◆ INPUT FOR THIS TASK ◆
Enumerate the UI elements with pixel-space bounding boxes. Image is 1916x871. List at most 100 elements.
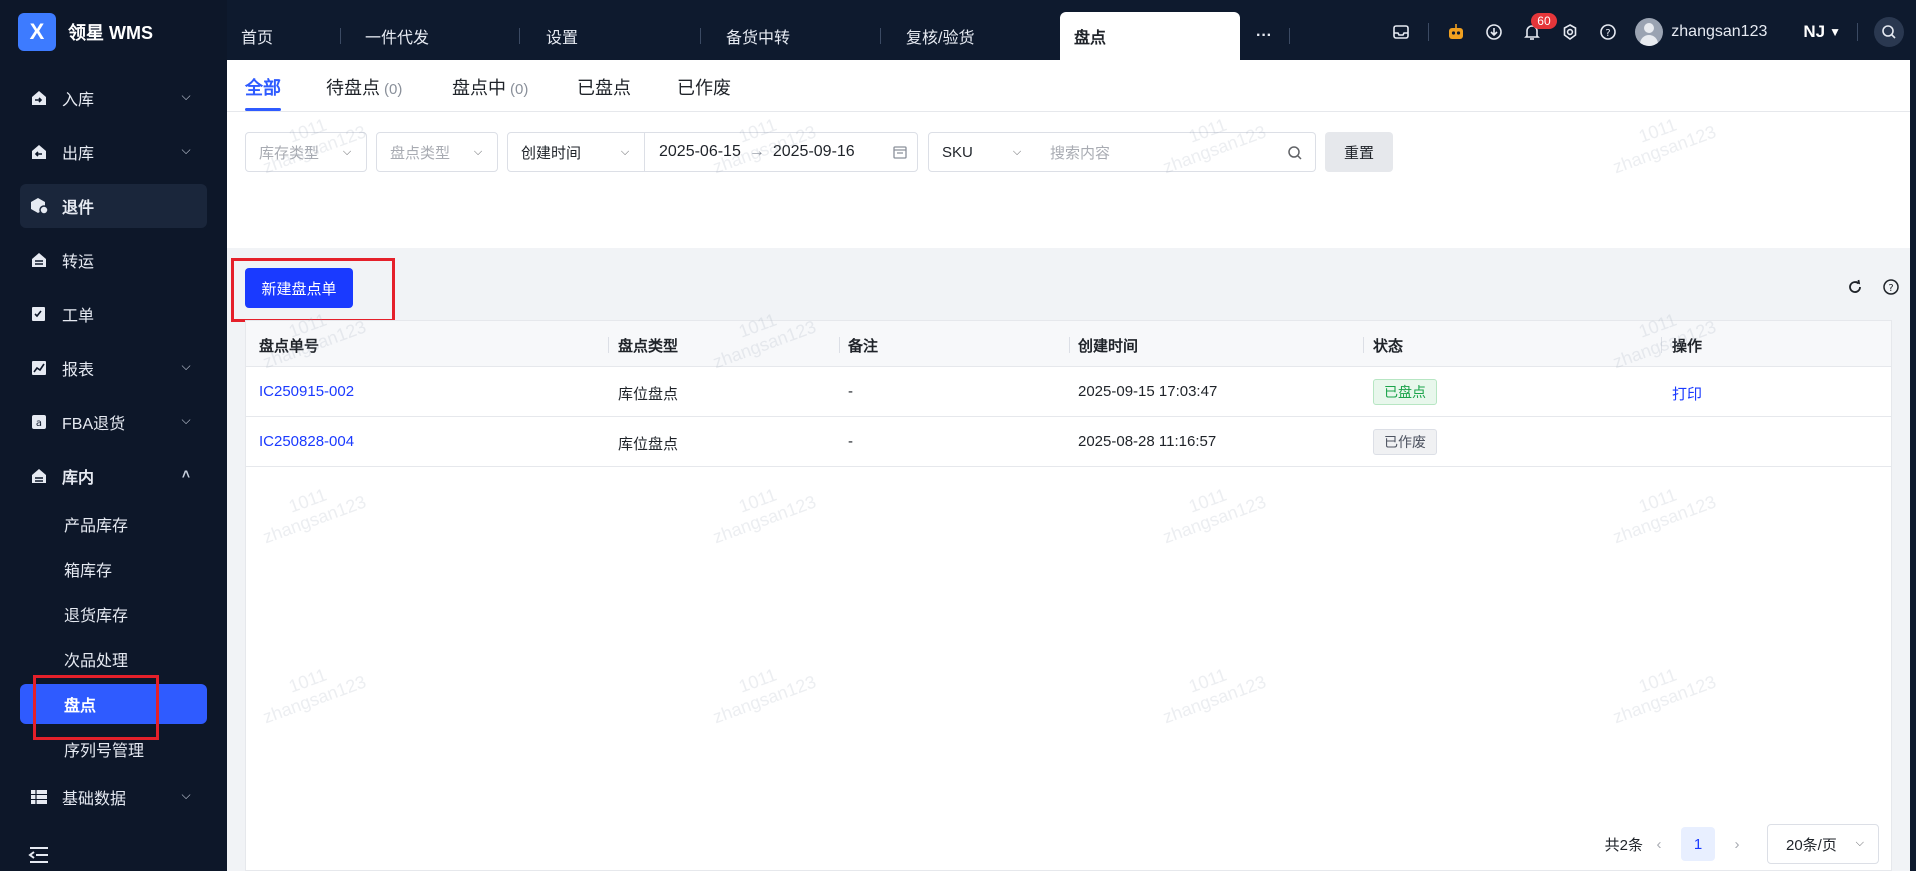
- chevron-down-icon: ⌵: [181, 412, 191, 427]
- time-field-select[interactable]: 创建时间 ⌵: [507, 132, 645, 172]
- settings-gear-icon[interactable]: [1559, 21, 1581, 43]
- avatar[interactable]: [1635, 18, 1664, 46]
- robot-icon[interactable]: [1445, 21, 1467, 43]
- select-placeholder: 库存类型: [259, 144, 320, 162]
- tab-home[interactable]: 首页: [227, 12, 347, 60]
- tab-label: 盘点中: [452, 78, 506, 98]
- sidebar-subitem-box-stock[interactable]: 箱库存: [20, 549, 207, 589]
- inbound-icon: [28, 87, 50, 109]
- sidebar-item-label: 转运: [62, 254, 95, 271]
- tab-label: 一件代发: [365, 30, 430, 47]
- sidebar-item-master-data[interactable]: 基础数据 ⌵: [20, 775, 207, 819]
- help-circle-icon[interactable]: ?: [1882, 278, 1900, 296]
- sidebar: X 领星 WMS 入库 ⌵ 出库 ⌵ 退件 转运 工单 报表 ⌵ a FBA退货…: [0, 0, 227, 871]
- tab-dropshipping[interactable]: 一件代发: [351, 12, 531, 60]
- next-page-icon[interactable]: ›: [1721, 836, 1753, 853]
- date-end: 2025-09-16: [772, 143, 855, 160]
- tab-count: (0): [510, 81, 529, 98]
- toolbar-divider: [1428, 23, 1430, 41]
- tab-restock-transfer[interactable]: 备货中转: [712, 12, 882, 60]
- tab-pending[interactable]: 待盘点 (0): [326, 74, 402, 100]
- tab-review-inspection[interactable]: 复核/验货: [892, 12, 1062, 60]
- print-link[interactable]: 打印: [1672, 383, 1702, 404]
- app-logo[interactable]: X 领星 WMS: [18, 13, 153, 51]
- select-value: 创建时间: [521, 144, 582, 162]
- sidebar-item-outbound[interactable]: 出库 ⌵: [20, 130, 207, 174]
- cell-note: -: [848, 433, 853, 450]
- chevron-down-icon: ⌵: [1855, 837, 1864, 849]
- outbound-icon: [28, 141, 50, 163]
- chevron-down-icon: ⌵: [181, 142, 191, 157]
- stock-type-select[interactable]: 库存类型 ⌵: [245, 132, 367, 172]
- tab-divider: [519, 28, 520, 44]
- page-number[interactable]: 1: [1681, 827, 1715, 861]
- collapse-sidebar-icon[interactable]: [28, 845, 50, 865]
- sidebar-item-label: 工单: [62, 308, 95, 325]
- search-field-select[interactable]: SKU ⌵: [928, 132, 1037, 172]
- tab-all[interactable]: 全部: [245, 74, 281, 100]
- global-search-icon[interactable]: [1874, 17, 1904, 47]
- main-content: 全部 待盘点 (0) 盘点中 (0) 已盘点 已作废 库存类型 ⌵ 盘点类型 ⌵ 创建时…: [227, 60, 1910, 871]
- tab-label: 待盘点: [326, 78, 380, 98]
- page-size-select[interactable]: 20条/页 ⌵: [1767, 824, 1879, 864]
- sidebar-subitem-return-stock[interactable]: 退货库存: [20, 594, 207, 634]
- highlight-box: [33, 675, 159, 740]
- tab-completed[interactable]: 已盘点: [577, 74, 631, 100]
- search-input[interactable]: 搜索内容: [1036, 132, 1316, 172]
- refresh-icon[interactable]: [1846, 278, 1864, 296]
- date-start: 2025-06-15: [659, 143, 741, 160]
- tab-in-progress[interactable]: 盘点中 (0): [452, 74, 528, 100]
- sidebar-item-fba-returns[interactable]: a FBA退货 ⌵: [20, 400, 207, 444]
- download-icon[interactable]: [1483, 21, 1505, 43]
- date-range-picker[interactable]: 2025-06-15 → 2025-09-16: [644, 132, 918, 172]
- count-type-select[interactable]: 盘点类型 ⌵: [376, 132, 498, 172]
- svg-text:?: ?: [1888, 283, 1893, 294]
- search-icon[interactable]: [1287, 145, 1303, 161]
- sidebar-item-work-order[interactable]: 工单: [20, 292, 207, 336]
- inbox-icon[interactable]: [1390, 21, 1412, 43]
- chevron-down-icon: ⌵: [1012, 145, 1022, 158]
- column-header: 盘点单号: [259, 338, 320, 355]
- sidebar-subitem-product-stock[interactable]: 产品库存: [20, 504, 207, 544]
- stocktake-id-link[interactable]: IC250915-002: [259, 383, 354, 400]
- column-divider: [1363, 337, 1364, 353]
- sidebar-item-inventory[interactable]: 库内 ˄: [20, 454, 207, 498]
- arrow-right-icon: →: [748, 143, 765, 160]
- sidebar-item-transfer[interactable]: 转运: [20, 238, 207, 282]
- stocktake-id-link[interactable]: IC250828-004: [259, 433, 354, 450]
- tab-label: 首页: [241, 30, 274, 47]
- action-bar: 新建盘点单 ?: [227, 248, 1910, 322]
- chevron-down-icon: ⌵: [181, 88, 191, 103]
- tab-stocktake[interactable]: 盘点: [1060, 12, 1240, 60]
- help-icon[interactable]: ?: [1597, 21, 1619, 43]
- sidebar-subitem-defect-handling[interactable]: 次品处理: [20, 639, 207, 679]
- sidebar-item-inbound[interactable]: 入库 ⌵: [20, 76, 207, 120]
- column-header: 盘点类型: [618, 338, 679, 355]
- work-order-icon: [28, 303, 50, 325]
- sidebar-item-label: 入库: [62, 92, 95, 109]
- prev-page-icon[interactable]: ‹: [1643, 836, 1675, 853]
- calendar-icon: [893, 145, 907, 159]
- table-header: 盘点单号 盘点类型 备注 创建时间 状态 操作: [246, 321, 1891, 367]
- tab-voided[interactable]: 已作废: [677, 74, 731, 100]
- highlight-box: [231, 258, 395, 322]
- column-header: 状态: [1373, 338, 1404, 355]
- org-code: NJ: [1803, 22, 1826, 41]
- master-data-icon: [28, 786, 50, 808]
- tab-label: 全部: [245, 78, 281, 98]
- select-placeholder: 盘点类型: [390, 144, 451, 162]
- org-switcher[interactable]: NJ ▼: [1803, 22, 1841, 42]
- status-tabs: 全部 待盘点 (0) 盘点中 (0) 已盘点 已作废: [227, 60, 1910, 112]
- svg-text:?: ?: [1606, 28, 1611, 39]
- reset-button[interactable]: 重置: [1325, 132, 1393, 172]
- toolbar-divider: [1857, 23, 1858, 41]
- sidebar-item-returns[interactable]: 退件: [20, 184, 207, 228]
- username[interactable]: zhangsan123: [1671, 23, 1767, 41]
- notification-bell-icon[interactable]: 60: [1521, 13, 1557, 43]
- tab-settings[interactable]: 设置: [532, 12, 702, 60]
- tab-label: 已盘点: [577, 78, 631, 98]
- warehouse-icon: [28, 465, 50, 487]
- sidebar-item-report[interactable]: 报表 ⌵: [20, 346, 207, 390]
- tab-divider: [880, 28, 881, 44]
- table-row: IC250915-002 库位盘点 - 2025-09-15 17:03:47 …: [246, 367, 1891, 417]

◆ DO THIS ◆
Duplicate the data lines starting with the line containing "- chevron-down-icon: ⌵: [181, 412, 191, 427]" and ending after the line containing "- select-value: 创建时间: [521, 144, 582, 162]".

◆ EXERCISE SOLUTION ◆
- chevron-down-icon: ⌵: [181, 412, 191, 427]
- time-field-select[interactable]: 创建时间 ⌵: [507, 132, 645, 172]
- settings-gear-icon[interactable]: [1559, 21, 1581, 43]
- avatar[interactable]: [1635, 18, 1664, 46]
- robot-icon[interactable]: [1445, 21, 1467, 43]
- select-placeholder: 库存类型: [259, 144, 320, 162]
- tab-home[interactable]: 首页: [227, 12, 347, 60]
- tab-label: 盘点中: [452, 78, 506, 98]
- sidebar-subitem-box-stock[interactable]: 箱库存: [20, 549, 207, 589]
- inbound-icon: [28, 87, 50, 109]
- sidebar-item-label: 转运: [62, 254, 95, 271]
- tab-label: 一件代发: [365, 30, 430, 47]
- sidebar-item-master-data[interactable]: 基础数据 ⌵: [20, 775, 207, 819]
- help-circle-icon[interactable]: ?: [1882, 278, 1900, 296]
- sidebar: X 领星 WMS 入库 ⌵ 出库 ⌵ 退件 转运 工单 报表 ⌵ a FBA退货…: [0, 0, 227, 871]
- tab-dropshipping[interactable]: 一件代发: [351, 12, 531, 60]
- next-page-icon[interactable]: ›: [1721, 836, 1753, 853]
- date-end: 2025-09-16: [772, 143, 855, 160]
- tab-count: (0): [510, 81, 529, 98]
- toolbar-divider: [1428, 23, 1430, 41]
- tab-restock-transfer[interactable]: 备货中转: [712, 12, 882, 60]
- tab-pending[interactable]: 待盘点 (0): [326, 74, 402, 100]
- tab-review-inspection[interactable]: 复核/验货: [892, 12, 1062, 60]
- print-link[interactable]: 打印: [1672, 383, 1702, 404]
- app-logo[interactable]: X 领星 WMS: [18, 13, 153, 51]
- select-value: 创建时间: [521, 144, 582, 162]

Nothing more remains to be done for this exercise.